_AIM_.
Extract all of the entries and set them down verbatim.

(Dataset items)
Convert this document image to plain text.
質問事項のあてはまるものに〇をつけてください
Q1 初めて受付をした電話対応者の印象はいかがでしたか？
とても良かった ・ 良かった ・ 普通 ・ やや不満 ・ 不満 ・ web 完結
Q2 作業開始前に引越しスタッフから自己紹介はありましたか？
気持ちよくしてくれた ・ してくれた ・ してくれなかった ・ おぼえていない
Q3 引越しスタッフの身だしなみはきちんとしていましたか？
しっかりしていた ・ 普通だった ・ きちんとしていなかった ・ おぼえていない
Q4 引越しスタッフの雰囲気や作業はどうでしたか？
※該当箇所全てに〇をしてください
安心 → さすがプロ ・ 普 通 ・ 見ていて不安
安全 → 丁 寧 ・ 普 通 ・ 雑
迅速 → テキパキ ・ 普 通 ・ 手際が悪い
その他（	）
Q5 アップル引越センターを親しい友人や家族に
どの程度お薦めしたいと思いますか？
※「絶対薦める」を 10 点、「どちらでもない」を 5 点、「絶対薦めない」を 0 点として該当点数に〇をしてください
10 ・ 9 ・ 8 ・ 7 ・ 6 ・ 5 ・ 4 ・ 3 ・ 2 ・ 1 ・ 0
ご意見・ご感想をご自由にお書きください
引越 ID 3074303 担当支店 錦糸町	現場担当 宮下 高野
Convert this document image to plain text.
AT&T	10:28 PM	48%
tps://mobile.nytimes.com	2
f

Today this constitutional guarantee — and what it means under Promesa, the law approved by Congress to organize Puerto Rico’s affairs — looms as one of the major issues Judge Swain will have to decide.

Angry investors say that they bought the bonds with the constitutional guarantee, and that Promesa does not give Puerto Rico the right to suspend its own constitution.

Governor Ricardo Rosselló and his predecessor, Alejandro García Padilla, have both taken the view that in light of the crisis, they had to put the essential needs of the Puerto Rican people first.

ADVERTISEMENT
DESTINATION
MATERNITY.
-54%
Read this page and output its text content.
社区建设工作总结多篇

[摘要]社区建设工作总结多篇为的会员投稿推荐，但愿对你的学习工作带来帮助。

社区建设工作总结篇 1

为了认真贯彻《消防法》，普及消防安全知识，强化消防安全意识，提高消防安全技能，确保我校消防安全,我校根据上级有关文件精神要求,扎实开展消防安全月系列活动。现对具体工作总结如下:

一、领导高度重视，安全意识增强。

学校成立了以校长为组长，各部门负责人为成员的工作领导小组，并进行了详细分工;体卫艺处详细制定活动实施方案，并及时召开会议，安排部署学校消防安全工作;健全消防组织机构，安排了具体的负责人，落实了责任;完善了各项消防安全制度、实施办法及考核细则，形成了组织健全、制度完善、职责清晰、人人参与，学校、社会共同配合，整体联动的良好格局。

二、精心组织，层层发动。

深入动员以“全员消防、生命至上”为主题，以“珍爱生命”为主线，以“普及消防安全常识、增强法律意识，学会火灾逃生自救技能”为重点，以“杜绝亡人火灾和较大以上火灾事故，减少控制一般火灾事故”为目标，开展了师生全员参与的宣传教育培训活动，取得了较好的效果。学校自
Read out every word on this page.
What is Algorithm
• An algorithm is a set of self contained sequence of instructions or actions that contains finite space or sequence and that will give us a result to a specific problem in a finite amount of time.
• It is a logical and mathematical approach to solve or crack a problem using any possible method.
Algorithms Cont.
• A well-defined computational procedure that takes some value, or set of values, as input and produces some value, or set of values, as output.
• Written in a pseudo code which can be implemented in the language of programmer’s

_TASK ANSWER_.
Convert this document image to plain text.
質問事項のあてはまるものに〇をつけてください
Q1 初めて受付をした電話対応者の印象はいかがでしたか？
とても良かった ・ 良かった ・ 普通 ・ やや不満 ・ 不満 ・ web 完結
Q2 作業開始前に引越しスタッフから自己紹介はありましたか？
気持ちよくしてくれた ・ してくれた ・ してくれなかった ・ おぼえていない
Q3 引越しスタッフの身だしなみはきちんとしていましたか？
しっかりしていた ・ 普通だった ・ きちんとしていなかった ・ おぼえていない
Q4 引越しスタッフの雰囲気や作業はどうでしたか？
※該当箇所全てに〇をしてください
安心 → さすがプロ ・ 普 通 ・ 見ていて不安
安全 → 丁 寧 ・ 普 通 ・ 雑
迅速 → テキパキ ・ 普 通 ・ 手際が悪い
その他（	）
Q5 アップル引越センターを親しい友人や家族に
どの程度お薦めしたいと思いますか？
※「絶対薦める」を 10 点、「どちらでもない」を 5 点、「絶対薦めない」を 0 点として該当点数に〇をしてください
10 ・ 9 ・ 8 ・ 7 ・ 6 ・ 5 ・ 4 ・ 3 ・ 2 ・ 1 ・ 0
ご意見・ご感想をご自由にお書きください
引越 ID 3074303 担当支店 錦糸町	現場担当 宮下 高野
Convert this document image to plain text.
AT&T	10:28 PM	48%
tps://mobile.nytimes.com	2
f

Today this constitutional guarantee — and what it means under Promesa, the law approved by Congress to organize Puerto Rico’s affairs — looms as one of the major issues Judge Swain will have to decide.

Angry investors say that they bought the bonds with the constitutional guarantee, and that Promesa does not give Puerto Rico the right to suspend its own constitution.

Governor Ricardo Rosselló and his predecessor, Alejandro García Padilla, have both taken the view that in light of the crisis, they had to put the essential needs of the Puerto Rican people first.

ADVERTISEMENT
DESTINATION
MATERNITY.
-54%
Read this page and output its text content.
社区建设工作总结多篇

[摘要]社区建设工作总结多篇为的会员投稿推荐，但愿对你的学习工作带来帮助。

社区建设工作总结篇 1

为了认真贯彻《消防法》，普及消防安全知识，强化消防安全意识，提高消防安全技能，确保我校消防安全,我校根据上级有关文件精神要求,扎实开展消防安全月系列活动。现对具体工作总结如下:

一、领导高度重视，安全意识增强。

学校成立了以校长为组长，各部门负责人为成员的工作领导小组，并进行了详细分工;体卫艺处详细制定活动实施方案，并及时召开会议，安排部署学校消防安全工作;健全消防组织机构，安排了具体的负责人，落实了责任;完善了各项消防安全制度、实施办法及考核细则，形成了组织健全、制度完善、职责清晰、人人参与，学校、社会共同配合，整体联动的良好格局。

二、精心组织，层层发动。

深入动员以“全员消防、生命至上”为主题，以“珍爱生命”为主线，以“普及消防安全常识、增强法律意识，学会火灾逃生自救技能”为重点，以“杜绝亡人火灾和较大以上火灾事故，减少控制一般火灾事故”为目标，开展了师生全员参与的宣传教育培训活动，取得了较好的效果。学校自
Read out every word on this page.
What is Algorithm
• An algorithm is a set of self contained sequence of instructions or actions that contains finite space or sequence and that will give us a result to a specific problem in a finite amount of time.
• It is a logical and mathematical approach to solve or crack a problem using any possible method.
Algorithms Cont.
• A well-defined computational procedure that takes some value, or set of values, as input and produces some value, or set of values, as output.
• Written in a pseudo code which can be implemented in the language of programmer’s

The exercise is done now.